- _Input rows_
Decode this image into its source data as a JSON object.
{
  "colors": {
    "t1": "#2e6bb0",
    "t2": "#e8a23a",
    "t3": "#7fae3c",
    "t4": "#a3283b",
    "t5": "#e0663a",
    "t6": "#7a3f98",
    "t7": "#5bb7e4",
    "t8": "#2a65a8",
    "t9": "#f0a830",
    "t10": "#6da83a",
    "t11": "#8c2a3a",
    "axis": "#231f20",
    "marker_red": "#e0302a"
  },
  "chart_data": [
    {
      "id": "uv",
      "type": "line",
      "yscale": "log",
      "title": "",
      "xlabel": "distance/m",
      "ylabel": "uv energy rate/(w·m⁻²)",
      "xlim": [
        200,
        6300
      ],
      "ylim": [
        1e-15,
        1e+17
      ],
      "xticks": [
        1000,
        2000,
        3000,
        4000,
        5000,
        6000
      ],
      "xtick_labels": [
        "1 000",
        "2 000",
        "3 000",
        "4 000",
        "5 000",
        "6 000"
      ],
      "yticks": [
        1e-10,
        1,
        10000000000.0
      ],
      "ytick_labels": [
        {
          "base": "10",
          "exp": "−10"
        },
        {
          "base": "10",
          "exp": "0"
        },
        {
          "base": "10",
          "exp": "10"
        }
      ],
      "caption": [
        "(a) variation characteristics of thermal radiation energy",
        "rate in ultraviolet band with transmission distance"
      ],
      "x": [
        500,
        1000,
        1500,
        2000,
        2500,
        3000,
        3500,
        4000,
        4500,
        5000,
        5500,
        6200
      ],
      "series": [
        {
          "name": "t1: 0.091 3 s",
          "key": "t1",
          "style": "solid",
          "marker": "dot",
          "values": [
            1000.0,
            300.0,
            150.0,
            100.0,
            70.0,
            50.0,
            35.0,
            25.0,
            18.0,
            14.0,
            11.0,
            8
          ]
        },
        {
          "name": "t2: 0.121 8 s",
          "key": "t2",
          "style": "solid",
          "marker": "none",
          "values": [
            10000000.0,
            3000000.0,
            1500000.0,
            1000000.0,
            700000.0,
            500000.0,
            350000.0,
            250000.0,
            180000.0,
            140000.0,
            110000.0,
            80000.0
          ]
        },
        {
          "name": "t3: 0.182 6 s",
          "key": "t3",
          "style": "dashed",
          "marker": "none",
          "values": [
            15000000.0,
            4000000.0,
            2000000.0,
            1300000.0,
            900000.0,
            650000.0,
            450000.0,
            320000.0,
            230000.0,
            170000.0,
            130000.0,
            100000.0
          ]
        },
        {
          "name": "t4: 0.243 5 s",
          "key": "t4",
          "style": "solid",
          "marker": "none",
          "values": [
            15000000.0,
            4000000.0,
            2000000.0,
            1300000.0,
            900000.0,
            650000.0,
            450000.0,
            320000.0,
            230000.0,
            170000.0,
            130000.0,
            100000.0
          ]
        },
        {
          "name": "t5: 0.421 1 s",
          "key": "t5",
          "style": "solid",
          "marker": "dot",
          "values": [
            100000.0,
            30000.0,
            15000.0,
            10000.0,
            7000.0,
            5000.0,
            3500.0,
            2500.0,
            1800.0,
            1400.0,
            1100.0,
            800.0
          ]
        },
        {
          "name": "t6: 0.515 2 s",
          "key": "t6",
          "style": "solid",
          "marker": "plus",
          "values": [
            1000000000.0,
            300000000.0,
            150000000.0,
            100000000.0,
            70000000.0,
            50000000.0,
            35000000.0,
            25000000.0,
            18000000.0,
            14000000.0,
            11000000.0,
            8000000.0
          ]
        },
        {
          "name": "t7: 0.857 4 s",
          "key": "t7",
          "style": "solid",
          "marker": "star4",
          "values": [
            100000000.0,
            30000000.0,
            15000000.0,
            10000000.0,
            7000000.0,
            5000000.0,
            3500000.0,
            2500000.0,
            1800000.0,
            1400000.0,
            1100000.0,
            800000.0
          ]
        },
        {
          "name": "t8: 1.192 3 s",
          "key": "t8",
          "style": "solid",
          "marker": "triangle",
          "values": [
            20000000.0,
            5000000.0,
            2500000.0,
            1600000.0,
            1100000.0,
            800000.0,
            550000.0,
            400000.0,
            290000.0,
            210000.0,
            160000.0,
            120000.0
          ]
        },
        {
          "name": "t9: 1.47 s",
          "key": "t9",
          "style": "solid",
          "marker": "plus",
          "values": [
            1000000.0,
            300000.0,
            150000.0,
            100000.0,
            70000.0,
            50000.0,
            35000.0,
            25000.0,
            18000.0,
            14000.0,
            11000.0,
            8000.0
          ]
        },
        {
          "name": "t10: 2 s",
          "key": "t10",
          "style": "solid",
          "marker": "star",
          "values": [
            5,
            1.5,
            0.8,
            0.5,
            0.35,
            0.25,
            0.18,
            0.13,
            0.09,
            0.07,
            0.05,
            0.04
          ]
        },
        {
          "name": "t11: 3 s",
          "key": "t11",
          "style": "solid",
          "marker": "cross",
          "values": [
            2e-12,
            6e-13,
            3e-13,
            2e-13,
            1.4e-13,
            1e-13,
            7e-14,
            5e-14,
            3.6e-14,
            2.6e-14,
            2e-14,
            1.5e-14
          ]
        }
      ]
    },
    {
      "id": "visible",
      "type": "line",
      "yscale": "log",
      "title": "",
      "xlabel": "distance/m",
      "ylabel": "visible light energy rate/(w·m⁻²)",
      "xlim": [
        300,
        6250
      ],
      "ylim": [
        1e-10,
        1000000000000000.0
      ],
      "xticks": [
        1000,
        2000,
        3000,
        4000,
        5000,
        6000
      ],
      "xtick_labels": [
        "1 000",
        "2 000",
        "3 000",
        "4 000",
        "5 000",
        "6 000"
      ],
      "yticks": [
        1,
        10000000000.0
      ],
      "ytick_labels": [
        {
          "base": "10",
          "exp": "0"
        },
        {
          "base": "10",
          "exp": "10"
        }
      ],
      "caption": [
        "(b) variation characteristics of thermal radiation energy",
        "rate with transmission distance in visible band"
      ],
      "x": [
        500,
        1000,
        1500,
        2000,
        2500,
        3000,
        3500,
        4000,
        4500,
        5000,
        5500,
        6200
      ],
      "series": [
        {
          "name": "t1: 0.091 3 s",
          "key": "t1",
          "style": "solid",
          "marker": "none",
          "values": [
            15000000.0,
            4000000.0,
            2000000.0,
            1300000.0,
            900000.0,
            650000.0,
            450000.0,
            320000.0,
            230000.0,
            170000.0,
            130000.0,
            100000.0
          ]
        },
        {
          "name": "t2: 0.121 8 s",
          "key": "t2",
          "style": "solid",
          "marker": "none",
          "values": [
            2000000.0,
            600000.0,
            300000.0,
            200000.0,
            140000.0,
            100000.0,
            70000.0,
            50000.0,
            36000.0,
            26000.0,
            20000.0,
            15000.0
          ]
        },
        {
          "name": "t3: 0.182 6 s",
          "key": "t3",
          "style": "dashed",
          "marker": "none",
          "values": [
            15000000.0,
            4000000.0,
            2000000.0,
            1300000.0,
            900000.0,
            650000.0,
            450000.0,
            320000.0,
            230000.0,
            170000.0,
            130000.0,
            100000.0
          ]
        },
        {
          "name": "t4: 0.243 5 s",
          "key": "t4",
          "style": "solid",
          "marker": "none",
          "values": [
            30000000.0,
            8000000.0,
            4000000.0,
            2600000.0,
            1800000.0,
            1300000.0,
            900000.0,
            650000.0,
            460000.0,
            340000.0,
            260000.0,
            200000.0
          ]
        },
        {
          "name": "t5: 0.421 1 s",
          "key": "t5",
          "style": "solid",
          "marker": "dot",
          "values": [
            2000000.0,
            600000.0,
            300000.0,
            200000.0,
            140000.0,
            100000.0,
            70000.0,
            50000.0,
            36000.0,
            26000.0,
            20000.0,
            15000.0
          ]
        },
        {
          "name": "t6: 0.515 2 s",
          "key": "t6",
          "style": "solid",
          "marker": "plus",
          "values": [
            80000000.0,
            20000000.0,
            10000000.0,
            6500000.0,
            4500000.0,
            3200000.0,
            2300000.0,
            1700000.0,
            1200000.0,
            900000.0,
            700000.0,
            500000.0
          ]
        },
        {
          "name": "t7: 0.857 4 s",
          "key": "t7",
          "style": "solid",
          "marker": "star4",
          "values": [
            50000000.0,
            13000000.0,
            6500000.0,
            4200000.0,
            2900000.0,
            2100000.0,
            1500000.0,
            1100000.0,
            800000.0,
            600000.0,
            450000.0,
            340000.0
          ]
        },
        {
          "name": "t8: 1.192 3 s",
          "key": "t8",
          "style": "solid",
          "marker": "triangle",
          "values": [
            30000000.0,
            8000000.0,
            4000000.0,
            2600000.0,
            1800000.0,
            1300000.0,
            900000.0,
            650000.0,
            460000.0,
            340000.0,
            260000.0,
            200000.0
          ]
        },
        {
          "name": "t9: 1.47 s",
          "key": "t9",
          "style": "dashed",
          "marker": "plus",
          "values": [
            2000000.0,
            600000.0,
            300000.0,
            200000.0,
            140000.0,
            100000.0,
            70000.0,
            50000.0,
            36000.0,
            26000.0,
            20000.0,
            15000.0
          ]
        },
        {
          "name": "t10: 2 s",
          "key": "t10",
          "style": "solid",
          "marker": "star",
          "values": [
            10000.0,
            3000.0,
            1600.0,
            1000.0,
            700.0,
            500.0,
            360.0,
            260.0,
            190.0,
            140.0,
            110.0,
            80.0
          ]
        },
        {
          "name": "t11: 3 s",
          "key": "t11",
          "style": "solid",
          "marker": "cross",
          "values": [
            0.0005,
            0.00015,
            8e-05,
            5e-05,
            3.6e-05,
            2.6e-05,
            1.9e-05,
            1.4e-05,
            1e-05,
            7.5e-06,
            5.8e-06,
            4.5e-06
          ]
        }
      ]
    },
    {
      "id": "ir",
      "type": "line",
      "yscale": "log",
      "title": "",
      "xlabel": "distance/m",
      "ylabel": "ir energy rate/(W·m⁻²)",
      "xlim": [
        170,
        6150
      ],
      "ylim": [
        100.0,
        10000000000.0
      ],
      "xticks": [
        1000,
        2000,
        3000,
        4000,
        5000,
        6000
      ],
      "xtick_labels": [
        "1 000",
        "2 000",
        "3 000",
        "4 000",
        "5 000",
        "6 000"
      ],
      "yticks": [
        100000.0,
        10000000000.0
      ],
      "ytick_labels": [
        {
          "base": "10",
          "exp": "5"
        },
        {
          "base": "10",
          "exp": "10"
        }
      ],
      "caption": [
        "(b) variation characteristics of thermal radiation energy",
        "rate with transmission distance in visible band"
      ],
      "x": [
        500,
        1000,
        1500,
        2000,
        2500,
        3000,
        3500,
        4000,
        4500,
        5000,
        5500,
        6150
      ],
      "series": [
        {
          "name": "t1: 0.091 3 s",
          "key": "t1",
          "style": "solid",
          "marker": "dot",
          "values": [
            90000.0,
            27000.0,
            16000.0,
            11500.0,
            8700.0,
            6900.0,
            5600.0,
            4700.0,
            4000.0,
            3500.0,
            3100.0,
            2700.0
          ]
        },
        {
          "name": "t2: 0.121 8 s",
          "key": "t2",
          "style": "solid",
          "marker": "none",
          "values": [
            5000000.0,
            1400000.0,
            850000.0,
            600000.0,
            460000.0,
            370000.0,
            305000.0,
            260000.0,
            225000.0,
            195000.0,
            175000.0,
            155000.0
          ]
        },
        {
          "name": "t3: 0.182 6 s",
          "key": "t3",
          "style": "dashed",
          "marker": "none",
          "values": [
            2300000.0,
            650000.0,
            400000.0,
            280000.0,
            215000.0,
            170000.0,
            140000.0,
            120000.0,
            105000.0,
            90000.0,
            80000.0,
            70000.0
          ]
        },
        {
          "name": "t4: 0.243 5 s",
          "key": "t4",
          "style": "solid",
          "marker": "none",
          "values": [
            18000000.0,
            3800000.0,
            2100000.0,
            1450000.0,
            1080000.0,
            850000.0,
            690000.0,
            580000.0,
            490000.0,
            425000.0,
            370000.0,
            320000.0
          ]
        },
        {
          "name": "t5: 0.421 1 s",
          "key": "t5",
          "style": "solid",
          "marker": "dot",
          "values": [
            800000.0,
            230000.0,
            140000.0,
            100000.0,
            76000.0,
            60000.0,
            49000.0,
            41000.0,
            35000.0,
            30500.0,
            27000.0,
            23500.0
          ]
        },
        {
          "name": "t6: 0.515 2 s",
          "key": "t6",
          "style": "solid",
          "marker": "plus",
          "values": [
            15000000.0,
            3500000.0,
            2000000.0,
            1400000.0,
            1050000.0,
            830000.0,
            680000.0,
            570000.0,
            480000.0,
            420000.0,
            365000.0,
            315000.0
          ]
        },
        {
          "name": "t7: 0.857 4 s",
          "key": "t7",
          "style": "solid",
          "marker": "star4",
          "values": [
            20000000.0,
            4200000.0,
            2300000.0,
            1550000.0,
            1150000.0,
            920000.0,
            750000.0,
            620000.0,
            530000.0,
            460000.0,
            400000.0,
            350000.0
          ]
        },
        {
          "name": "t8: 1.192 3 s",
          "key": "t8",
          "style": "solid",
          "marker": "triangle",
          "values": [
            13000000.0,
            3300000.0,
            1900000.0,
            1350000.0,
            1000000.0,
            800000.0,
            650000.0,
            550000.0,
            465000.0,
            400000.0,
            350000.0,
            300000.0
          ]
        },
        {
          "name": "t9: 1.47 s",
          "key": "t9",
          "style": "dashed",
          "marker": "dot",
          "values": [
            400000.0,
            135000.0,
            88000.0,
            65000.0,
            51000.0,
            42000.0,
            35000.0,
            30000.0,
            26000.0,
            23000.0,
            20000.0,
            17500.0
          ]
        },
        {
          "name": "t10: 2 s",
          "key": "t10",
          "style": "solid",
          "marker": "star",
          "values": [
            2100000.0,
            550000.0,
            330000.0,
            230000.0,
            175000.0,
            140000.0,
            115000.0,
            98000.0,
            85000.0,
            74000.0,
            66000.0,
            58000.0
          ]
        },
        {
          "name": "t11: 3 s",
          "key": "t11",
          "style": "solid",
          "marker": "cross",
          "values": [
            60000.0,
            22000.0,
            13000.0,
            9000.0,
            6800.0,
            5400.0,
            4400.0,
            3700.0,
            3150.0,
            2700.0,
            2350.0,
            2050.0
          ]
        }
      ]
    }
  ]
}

- _Work to do_
Identify every line above with the string "visible" in it. Copy those lines.

- _Output of the exercise_
      "id": "visible",
      "ylabel": "visible light energy rate/(w·m⁻²)",
        "rate with transmission distance in visible band"
        "rate with transmission distance in visible band"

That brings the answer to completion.